▶ _Task goal_
Copy each line below exactly and leave the pictures out.

▶ _Stored records_

━━━

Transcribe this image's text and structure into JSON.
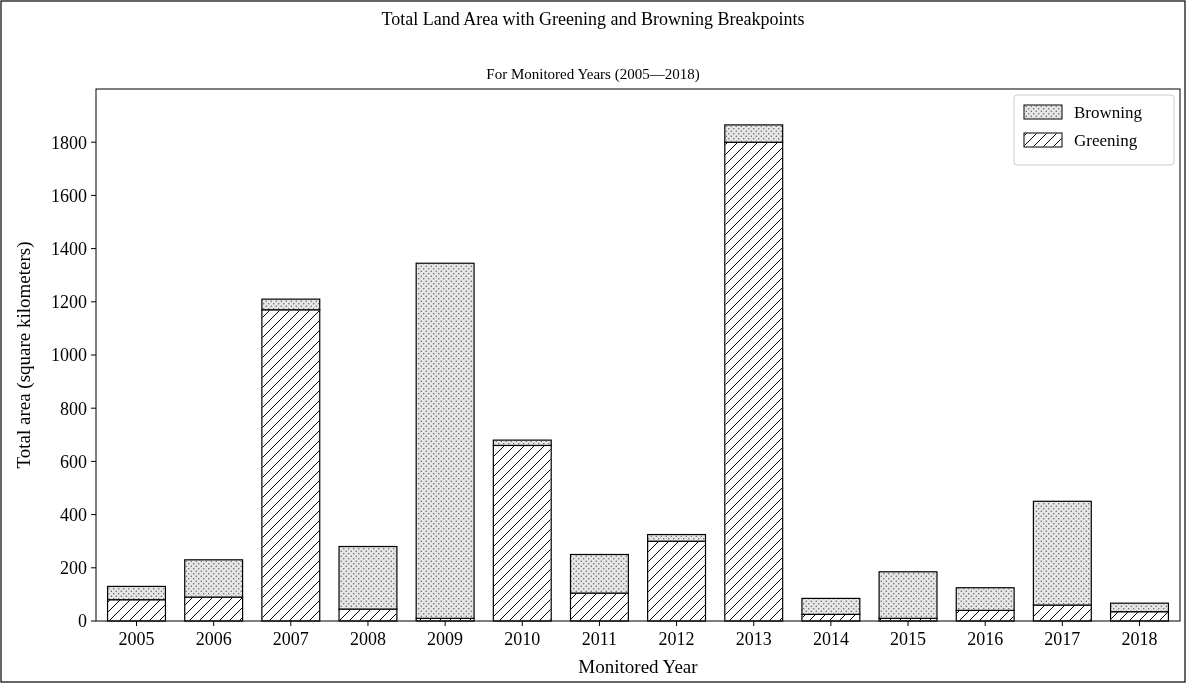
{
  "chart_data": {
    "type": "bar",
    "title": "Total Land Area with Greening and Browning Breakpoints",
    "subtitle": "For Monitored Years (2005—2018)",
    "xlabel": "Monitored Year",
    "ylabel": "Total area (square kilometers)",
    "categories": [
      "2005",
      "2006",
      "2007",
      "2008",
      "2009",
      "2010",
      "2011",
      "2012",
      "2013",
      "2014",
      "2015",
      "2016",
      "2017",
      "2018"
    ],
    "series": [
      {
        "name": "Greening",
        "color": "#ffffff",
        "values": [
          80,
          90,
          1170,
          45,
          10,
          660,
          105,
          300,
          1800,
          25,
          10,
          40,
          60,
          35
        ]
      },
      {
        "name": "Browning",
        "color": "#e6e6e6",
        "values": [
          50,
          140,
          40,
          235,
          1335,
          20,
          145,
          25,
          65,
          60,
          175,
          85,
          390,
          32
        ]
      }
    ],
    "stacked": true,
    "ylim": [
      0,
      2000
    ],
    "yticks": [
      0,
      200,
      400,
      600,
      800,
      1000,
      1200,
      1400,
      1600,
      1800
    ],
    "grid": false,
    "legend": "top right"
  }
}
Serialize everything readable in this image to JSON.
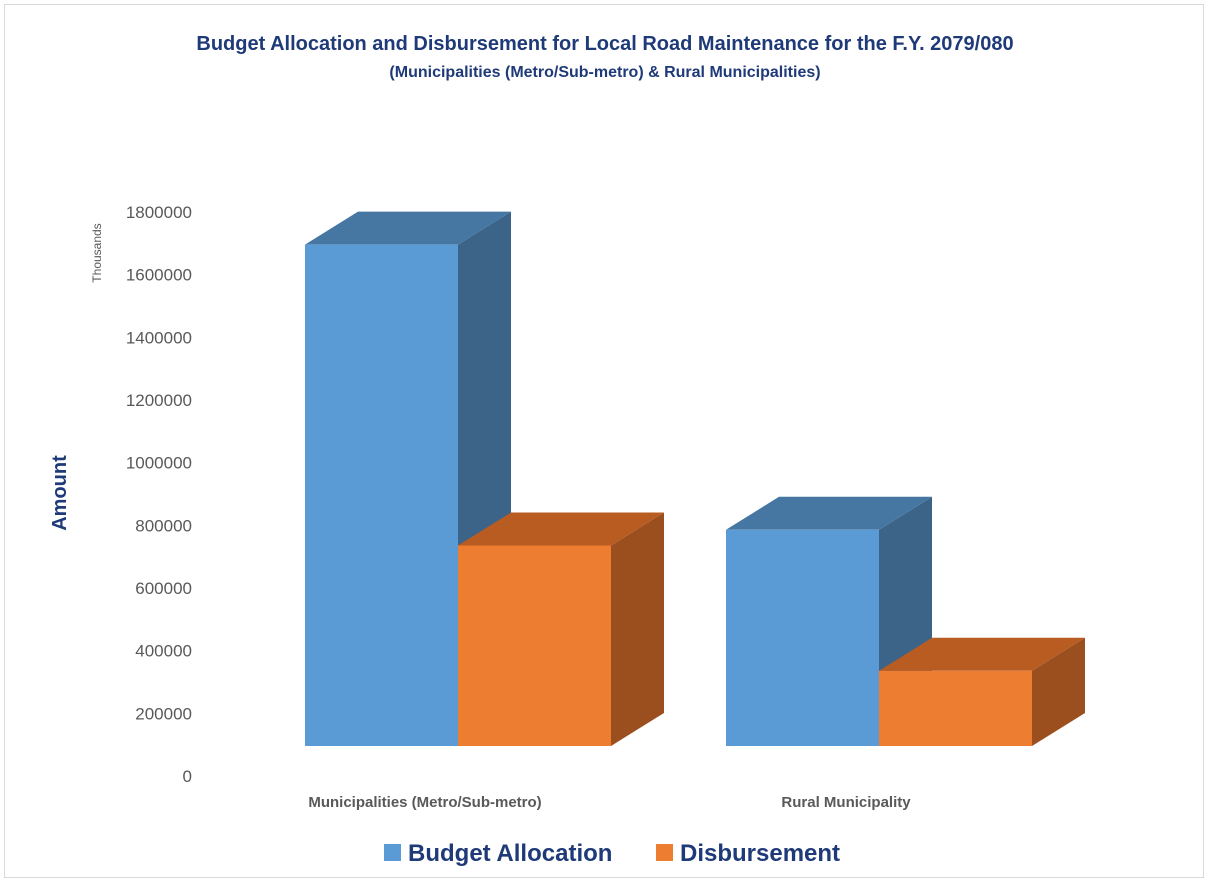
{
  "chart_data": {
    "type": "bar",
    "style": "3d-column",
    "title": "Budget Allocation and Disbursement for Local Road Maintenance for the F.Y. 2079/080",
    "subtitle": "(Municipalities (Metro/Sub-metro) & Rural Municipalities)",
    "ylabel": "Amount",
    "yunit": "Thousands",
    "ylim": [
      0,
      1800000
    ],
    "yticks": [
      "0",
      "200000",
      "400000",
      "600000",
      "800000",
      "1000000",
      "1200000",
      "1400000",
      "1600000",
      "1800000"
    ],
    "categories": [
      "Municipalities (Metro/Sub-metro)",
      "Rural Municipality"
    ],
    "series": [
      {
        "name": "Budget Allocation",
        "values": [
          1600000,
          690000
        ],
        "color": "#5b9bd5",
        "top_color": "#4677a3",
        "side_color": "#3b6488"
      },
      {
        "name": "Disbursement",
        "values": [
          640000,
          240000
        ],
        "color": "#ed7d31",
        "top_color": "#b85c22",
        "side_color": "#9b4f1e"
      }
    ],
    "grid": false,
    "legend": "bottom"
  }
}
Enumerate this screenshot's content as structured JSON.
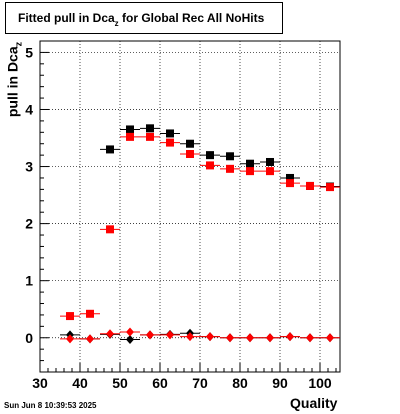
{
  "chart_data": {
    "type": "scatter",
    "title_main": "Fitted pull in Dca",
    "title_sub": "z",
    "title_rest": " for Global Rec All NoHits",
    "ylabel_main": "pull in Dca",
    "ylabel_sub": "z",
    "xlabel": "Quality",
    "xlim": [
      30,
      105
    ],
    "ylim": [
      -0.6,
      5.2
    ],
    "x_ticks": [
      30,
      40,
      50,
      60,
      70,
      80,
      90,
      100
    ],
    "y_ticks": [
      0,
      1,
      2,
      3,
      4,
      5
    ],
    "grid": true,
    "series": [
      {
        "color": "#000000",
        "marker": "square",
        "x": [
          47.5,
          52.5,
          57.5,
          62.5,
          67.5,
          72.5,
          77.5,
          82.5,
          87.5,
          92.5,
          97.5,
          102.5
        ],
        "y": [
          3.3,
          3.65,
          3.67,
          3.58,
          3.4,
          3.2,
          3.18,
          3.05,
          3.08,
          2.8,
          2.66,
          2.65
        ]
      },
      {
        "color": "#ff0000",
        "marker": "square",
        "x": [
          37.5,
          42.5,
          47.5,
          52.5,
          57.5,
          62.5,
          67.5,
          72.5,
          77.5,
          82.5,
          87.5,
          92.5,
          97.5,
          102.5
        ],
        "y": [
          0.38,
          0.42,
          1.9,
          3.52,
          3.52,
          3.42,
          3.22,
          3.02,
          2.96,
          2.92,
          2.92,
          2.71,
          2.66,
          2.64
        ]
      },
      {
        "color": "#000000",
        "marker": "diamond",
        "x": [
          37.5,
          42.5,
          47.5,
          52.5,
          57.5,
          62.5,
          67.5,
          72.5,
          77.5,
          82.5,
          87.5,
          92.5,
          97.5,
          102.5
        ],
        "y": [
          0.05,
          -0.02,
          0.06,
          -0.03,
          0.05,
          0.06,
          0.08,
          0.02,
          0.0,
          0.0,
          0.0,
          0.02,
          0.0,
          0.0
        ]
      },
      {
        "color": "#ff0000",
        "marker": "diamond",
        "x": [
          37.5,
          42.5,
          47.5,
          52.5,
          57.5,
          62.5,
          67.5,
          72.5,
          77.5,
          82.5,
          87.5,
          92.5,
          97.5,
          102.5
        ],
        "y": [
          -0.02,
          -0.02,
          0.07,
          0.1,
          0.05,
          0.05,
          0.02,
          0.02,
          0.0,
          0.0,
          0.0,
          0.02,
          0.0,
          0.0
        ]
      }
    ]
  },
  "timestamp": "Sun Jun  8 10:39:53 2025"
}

━━━

▶ _Full answer_
Transcribe this image's text and structure into JSON.
{
  "chart_data": {
    "type": "bar",
    "title": "Total Land Area with Greening and Browning Breakpoints",
    "subtitle": "For Monitored Years (2005—2018)",
    "xlabel": "Monitored Year",
    "ylabel": "Total area (square kilometers)",
    "categories": [
      "2005",
      "2006",
      "2007",
      "2008",
      "2009",
      "2010",
      "2011",
      "2012",
      "2013",
      "2014",
      "2015",
      "2016",
      "2017",
      "2018"
    ],
    "series": [
      {
        "name": "Greening",
        "color": "#ffffff",
        "values": [
          80,
          90,
          1170,
          45,
          10,
          660,
          105,
          300,
          1800,
          25,
          10,
          40,
          60,
          35
        ]
      },
      {
        "name": "Browning",
        "color": "#e6e6e6",
        "values": [
          50,
          140,
          40,
          235,
          1335,
          20,
          145,
          25,
          65,
          60,
          175,
          85,
          390,
          32
        ]
      }
    ],
    "stacked": true,
    "ylim": [
      0,
      2000
    ],
    "yticks": [
      0,
      200,
      400,
      600,
      800,
      1000,
      1200,
      1400,
      1600,
      1800
    ],
    "grid": false,
    "legend": "top right"
  }
}
Serialize everything readable in this image to JSON.
{
  "chart_data": {
    "type": "bar",
    "style": "3d-column",
    "title": "Budget Allocation and Disbursement for Local Road Maintenance for the F.Y. 2079/080",
    "subtitle": "(Municipalities (Metro/Sub-metro) & Rural Municipalities)",
    "ylabel": "Amount",
    "yunit": "Thousands",
    "ylim": [
      0,
      1800000
    ],
    "yticks": [
      "0",
      "200000",
      "400000",
      "600000",
      "800000",
      "1000000",
      "1200000",
      "1400000",
      "1600000",
      "1800000"
    ],
    "categories": [
      "Municipalities (Metro/Sub-metro)",
      "Rural Municipality"
    ],
    "series": [
      {
        "name": "Budget Allocation",
        "values": [
          1600000,
          690000
        ],
        "color": "#5b9bd5",
        "top_color": "#4677a3",
        "side_color": "#3b6488"
      },
      {
        "name": "Disbursement",
        "values": [
          640000,
          240000
        ],
        "color": "#ed7d31",
        "top_color": "#b85c22",
        "side_color": "#9b4f1e"
      }
    ],
    "grid": false,
    "legend": "bottom"
  }
}
Enumerate this screenshot's content as structured JSON.
{
  "chart_data": {
    "type": "scatter",
    "title_main": "Fitted pull in Dca",
    "title_sub": "z",
    "title_rest": " for Global Rec All NoHits",
    "ylabel_main": "pull in Dca",
    "ylabel_sub": "z",
    "xlabel": "Quality",
    "xlim": [
      30,
      105
    ],
    "ylim": [
      -0.6,
      5.2
    ],
    "x_ticks": [
      30,
      40,
      50,
      60,
      70,
      80,
      90,
      100
    ],
    "y_ticks": [
      0,
      1,
      2,
      3,
      4,
      5
    ],
    "grid": true,
    "series": [
      {
        "color": "#000000",
        "marker": "square",
        "x": [
          47.5,
          52.5,
          57.5,
          62.5,
          67.5,
          72.5,
          77.5,
          82.5,
          87.5,
          92.5,
          97.5,
          102.5
        ],
        "y": [
          3.3,
          3.65,
          3.67,
          3.58,
          3.4,
          3.2,
          3.18,
          3.05,
          3.08,
          2.8,
          2.66,
          2.65
        ]
      },
      {
        "color": "#ff0000",
        "marker": "square",
        "x": [
          37.5,
          42.5,
          47.5,
          52.5,
          57.5,
          62.5,
          67.5,
          72.5,
          77.5,
          82.5,
          87.5,
          92.5,
          97.5,
          102.5
        ],
        "y": [
          0.38,
          0.42,
          1.9,
          3.52,
          3.52,
          3.42,
          3.22,
          3.02,
          2.96,
          2.92,
          2.92,
          2.71,
          2.66,
          2.64
        ]
      },
      {
        "color": "#000000",
        "marker": "diamond",
        "x": [
          37.5,
          42.5,
          47.5,
          52.5,
          57.5,
          62.5,
          67.5,
          72.5,
          77.5,
          82.5,
          87.5,
          92.5,
          97.5,
          102.5
        ],
        "y": [
          0.05,
          -0.02,
          0.06,
          -0.03,
          0.05,
          0.06,
          0.08,
          0.02,
          0.0,
          0.0,
          0.0,
          0.02,
          0.0,
          0.0
        ]
      },
      {
        "color": "#ff0000",
        "marker": "diamond",
        "x": [
          37.5,
          42.5,
          47.5,
          52.5,
          57.5,
          62.5,
          67.5,
          72.5,
          77.5,
          82.5,
          87.5,
          92.5,
          97.5,
          102.5
        ],
        "y": [
          -0.02,
          -0.02,
          0.07,
          0.1,
          0.05,
          0.05,
          0.02,
          0.02,
          0.0,
          0.0,
          0.0,
          0.02,
          0.0,
          0.0
        ]
      }
    ]
  },
  "timestamp": "Sun Jun  8 10:39:53 2025"
}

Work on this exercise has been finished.